__PROBLEM STATEMENT__. Your answer must be every line of the data below that holds the string "ESPAÑOLA", copied exactly.

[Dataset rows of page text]

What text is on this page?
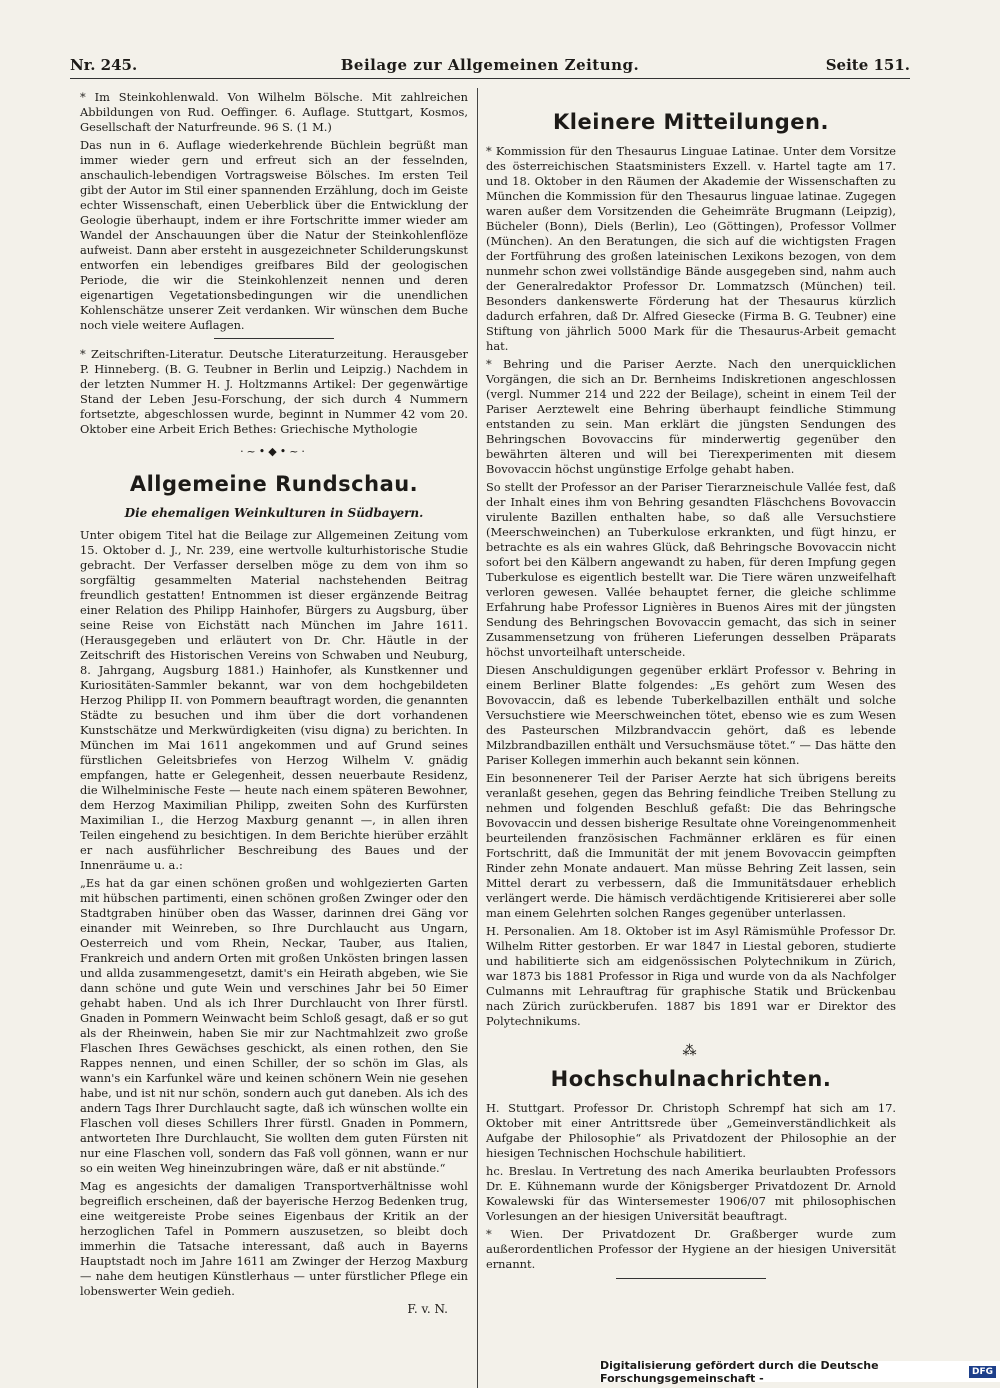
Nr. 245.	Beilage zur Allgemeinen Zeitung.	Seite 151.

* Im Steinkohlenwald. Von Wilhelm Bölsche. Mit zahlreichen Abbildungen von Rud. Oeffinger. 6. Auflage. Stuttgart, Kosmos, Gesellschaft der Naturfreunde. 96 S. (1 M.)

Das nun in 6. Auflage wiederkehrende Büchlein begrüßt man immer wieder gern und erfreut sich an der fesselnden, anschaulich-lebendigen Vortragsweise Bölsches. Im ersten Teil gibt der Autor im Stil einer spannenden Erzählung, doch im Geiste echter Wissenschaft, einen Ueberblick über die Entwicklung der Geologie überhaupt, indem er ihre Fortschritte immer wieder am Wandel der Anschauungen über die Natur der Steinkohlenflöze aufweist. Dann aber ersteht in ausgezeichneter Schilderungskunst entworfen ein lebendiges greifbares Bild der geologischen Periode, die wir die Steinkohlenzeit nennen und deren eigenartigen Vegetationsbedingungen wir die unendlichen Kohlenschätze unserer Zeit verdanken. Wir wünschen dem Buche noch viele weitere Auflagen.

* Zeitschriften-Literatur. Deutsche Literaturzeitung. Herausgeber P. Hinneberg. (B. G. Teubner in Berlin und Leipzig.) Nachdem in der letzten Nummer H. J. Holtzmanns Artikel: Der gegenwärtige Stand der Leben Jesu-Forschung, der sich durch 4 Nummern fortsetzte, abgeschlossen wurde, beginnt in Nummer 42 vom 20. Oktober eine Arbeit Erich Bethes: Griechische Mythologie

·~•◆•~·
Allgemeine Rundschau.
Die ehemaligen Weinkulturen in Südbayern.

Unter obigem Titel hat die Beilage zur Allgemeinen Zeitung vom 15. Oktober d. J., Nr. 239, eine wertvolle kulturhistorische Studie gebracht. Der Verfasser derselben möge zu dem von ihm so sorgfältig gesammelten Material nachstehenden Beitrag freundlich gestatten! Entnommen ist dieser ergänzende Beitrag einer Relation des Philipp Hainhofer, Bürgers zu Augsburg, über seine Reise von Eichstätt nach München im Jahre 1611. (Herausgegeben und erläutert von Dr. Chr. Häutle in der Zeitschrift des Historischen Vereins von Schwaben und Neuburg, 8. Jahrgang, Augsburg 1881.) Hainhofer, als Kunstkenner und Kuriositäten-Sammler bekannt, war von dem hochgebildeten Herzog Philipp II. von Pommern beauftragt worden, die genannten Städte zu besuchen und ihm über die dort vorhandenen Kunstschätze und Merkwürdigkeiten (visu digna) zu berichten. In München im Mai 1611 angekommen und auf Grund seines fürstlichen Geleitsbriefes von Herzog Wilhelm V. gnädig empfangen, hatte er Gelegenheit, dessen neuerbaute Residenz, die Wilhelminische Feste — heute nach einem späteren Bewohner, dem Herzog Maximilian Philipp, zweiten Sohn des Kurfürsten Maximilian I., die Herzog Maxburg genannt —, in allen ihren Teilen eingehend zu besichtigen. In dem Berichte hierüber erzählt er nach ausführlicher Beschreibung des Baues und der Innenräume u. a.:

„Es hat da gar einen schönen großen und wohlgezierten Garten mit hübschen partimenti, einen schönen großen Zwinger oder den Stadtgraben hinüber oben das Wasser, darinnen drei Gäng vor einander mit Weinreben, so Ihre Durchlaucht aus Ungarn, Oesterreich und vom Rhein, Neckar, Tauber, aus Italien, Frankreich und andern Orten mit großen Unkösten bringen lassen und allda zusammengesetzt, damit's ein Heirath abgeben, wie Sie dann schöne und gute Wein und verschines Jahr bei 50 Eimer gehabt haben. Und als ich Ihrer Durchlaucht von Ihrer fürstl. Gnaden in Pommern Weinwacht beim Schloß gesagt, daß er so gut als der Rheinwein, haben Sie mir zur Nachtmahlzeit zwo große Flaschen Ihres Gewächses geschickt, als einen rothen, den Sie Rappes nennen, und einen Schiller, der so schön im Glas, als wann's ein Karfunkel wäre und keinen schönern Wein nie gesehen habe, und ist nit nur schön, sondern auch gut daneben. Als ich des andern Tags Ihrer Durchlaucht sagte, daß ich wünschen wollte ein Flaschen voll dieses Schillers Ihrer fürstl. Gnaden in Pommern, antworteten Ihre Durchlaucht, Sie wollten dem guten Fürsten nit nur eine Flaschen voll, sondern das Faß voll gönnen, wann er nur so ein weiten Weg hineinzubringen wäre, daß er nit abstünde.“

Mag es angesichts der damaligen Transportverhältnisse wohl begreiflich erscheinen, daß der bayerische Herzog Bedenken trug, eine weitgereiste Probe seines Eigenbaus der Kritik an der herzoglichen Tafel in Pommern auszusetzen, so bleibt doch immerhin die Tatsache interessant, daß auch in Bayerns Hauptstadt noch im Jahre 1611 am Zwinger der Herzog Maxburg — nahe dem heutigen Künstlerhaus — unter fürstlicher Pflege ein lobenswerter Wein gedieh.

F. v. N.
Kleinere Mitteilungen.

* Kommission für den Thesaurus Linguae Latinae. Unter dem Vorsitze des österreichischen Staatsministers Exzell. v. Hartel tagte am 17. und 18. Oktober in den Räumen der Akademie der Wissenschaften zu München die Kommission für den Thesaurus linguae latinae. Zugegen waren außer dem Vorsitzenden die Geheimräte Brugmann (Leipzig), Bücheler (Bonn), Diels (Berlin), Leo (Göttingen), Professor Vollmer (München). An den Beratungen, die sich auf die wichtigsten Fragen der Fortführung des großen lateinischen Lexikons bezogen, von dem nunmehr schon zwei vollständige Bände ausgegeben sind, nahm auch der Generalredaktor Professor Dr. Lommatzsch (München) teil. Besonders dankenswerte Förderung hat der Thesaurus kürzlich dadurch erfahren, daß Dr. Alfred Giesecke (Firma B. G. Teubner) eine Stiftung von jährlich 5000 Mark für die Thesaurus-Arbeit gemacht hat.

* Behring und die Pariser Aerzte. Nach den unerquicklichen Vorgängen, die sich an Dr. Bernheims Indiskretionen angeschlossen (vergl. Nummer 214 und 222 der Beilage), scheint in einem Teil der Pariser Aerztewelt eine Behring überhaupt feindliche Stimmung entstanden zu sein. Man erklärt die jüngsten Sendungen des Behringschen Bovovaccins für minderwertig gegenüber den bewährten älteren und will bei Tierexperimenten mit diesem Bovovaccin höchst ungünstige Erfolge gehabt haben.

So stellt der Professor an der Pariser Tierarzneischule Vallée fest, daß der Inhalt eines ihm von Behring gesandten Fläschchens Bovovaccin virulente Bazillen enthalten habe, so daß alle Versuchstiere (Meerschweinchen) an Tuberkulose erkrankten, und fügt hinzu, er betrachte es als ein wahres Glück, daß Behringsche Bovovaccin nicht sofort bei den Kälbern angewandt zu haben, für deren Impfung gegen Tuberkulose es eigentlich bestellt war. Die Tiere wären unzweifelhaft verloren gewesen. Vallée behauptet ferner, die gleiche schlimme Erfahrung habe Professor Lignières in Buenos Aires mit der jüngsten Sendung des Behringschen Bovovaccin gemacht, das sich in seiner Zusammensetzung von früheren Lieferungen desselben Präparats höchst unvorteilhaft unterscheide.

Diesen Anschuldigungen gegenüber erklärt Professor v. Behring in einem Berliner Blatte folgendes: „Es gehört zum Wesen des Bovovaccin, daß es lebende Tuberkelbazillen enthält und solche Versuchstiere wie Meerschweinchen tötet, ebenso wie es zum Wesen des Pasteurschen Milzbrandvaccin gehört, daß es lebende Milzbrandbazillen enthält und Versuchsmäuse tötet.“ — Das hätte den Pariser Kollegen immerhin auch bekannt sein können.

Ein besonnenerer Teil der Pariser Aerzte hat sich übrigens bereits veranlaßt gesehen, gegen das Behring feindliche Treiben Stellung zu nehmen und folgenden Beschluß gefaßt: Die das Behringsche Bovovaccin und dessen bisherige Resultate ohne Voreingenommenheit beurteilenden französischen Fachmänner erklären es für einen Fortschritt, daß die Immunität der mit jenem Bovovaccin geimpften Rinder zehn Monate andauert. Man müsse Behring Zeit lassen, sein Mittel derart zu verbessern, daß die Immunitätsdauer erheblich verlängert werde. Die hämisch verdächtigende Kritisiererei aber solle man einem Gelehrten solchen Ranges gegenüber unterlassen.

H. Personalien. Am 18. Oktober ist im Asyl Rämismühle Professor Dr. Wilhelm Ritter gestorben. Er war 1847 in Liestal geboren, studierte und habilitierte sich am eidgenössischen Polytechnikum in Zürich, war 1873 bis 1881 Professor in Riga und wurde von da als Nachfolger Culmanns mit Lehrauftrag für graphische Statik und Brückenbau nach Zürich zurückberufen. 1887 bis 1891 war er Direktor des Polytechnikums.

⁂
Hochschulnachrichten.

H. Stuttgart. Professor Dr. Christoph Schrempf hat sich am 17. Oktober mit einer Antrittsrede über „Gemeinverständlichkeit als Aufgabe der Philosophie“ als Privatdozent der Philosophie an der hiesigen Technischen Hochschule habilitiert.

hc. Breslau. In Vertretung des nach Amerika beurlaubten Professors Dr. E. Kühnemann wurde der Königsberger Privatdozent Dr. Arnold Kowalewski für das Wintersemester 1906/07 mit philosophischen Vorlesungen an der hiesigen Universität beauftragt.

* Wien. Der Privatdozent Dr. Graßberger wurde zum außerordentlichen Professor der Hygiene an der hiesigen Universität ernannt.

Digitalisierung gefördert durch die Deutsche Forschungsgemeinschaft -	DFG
...
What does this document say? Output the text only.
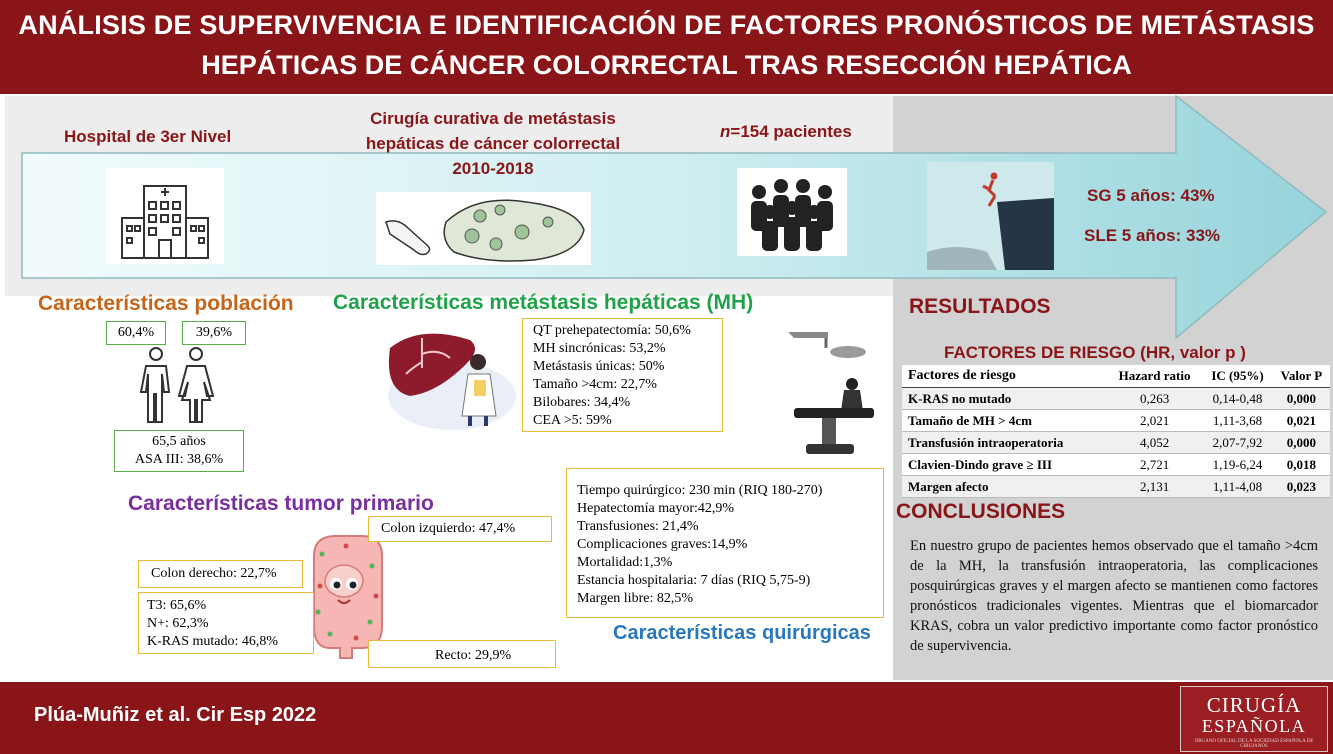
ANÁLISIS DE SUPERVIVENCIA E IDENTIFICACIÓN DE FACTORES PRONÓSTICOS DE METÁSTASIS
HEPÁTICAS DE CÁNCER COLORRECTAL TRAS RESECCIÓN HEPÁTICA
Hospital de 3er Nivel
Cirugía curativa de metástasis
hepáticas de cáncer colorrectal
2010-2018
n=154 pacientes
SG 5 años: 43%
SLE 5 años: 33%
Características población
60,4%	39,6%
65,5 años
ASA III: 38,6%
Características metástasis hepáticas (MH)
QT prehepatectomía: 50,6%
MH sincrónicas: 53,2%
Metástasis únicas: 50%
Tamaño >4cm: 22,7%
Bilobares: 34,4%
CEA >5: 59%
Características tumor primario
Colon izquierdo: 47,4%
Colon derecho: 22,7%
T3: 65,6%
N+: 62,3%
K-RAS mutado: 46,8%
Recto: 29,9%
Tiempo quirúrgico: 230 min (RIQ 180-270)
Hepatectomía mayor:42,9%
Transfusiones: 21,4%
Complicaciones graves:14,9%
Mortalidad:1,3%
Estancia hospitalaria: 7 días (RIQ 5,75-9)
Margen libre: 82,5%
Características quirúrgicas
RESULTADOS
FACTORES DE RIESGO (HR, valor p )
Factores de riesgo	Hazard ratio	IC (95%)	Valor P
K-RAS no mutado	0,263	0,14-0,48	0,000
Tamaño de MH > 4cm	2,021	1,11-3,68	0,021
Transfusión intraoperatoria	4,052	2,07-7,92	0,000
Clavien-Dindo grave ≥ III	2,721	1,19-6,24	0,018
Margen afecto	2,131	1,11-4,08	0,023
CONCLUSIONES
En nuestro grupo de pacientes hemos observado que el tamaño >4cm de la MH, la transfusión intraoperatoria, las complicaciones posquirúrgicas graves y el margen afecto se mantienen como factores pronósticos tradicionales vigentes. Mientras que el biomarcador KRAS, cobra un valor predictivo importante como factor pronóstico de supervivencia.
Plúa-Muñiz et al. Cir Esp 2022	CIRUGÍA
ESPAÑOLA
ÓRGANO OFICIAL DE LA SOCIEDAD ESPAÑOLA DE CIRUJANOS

__ANSWER TO THIS TASK__.
ESPAÑOLA
ÓRGANO OFICIAL DE LA SOCIEDAD ESPAÑOLA DE CIRUJANOS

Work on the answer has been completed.